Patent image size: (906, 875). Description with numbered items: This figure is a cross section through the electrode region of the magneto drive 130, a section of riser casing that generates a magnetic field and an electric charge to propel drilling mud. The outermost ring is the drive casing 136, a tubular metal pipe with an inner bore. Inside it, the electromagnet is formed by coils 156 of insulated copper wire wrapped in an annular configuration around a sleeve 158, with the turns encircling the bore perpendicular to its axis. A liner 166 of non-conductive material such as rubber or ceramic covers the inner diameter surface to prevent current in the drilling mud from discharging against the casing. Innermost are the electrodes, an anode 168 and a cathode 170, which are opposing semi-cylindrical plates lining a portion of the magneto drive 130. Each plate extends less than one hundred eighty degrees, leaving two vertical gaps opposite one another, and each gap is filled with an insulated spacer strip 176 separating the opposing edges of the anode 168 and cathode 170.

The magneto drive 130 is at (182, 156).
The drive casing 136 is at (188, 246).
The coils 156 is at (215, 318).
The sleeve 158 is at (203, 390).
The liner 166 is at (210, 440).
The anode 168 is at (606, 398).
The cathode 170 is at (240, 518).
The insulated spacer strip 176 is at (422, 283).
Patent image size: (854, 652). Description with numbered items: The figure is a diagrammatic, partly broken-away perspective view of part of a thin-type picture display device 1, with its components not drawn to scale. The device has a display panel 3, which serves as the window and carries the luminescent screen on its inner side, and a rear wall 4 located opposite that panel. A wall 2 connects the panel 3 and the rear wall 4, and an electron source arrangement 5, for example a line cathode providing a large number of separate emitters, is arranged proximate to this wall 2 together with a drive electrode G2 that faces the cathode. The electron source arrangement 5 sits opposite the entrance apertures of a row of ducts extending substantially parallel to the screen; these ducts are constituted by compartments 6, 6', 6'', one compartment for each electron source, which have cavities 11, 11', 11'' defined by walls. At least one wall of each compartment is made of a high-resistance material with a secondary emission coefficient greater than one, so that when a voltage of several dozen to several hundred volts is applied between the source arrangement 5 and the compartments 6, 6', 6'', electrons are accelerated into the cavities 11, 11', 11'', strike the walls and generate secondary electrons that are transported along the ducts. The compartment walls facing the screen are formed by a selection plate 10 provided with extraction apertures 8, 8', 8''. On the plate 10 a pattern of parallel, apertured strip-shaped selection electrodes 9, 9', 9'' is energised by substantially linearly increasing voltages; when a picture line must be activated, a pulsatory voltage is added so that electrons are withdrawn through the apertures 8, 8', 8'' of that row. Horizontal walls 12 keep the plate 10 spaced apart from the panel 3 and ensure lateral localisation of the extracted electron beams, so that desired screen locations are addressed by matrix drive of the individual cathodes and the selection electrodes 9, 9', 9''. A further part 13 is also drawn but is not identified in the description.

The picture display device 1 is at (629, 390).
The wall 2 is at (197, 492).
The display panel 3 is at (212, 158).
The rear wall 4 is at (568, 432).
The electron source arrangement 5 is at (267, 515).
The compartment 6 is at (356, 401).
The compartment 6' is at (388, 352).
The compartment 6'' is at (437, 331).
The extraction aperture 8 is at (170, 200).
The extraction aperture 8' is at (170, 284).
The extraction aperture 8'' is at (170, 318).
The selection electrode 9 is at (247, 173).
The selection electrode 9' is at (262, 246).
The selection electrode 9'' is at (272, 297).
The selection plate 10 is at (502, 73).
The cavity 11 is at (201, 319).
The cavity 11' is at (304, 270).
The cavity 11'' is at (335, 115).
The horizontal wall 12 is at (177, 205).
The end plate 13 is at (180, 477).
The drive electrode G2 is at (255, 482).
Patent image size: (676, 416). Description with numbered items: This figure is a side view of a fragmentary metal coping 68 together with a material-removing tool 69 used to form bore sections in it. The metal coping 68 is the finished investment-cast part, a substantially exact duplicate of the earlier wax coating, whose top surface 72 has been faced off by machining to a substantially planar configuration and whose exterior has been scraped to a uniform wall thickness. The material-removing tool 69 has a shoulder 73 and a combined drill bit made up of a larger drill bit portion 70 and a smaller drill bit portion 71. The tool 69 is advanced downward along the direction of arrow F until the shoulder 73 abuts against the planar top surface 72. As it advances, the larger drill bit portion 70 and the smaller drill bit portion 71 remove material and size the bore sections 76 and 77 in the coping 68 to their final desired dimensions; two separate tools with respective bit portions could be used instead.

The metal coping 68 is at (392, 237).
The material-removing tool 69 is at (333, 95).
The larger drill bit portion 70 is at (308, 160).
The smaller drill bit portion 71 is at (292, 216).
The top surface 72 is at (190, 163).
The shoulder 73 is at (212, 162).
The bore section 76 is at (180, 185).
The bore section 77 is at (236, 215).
================================
Count the lines above in which the word "coils" appears, and report only that number.

2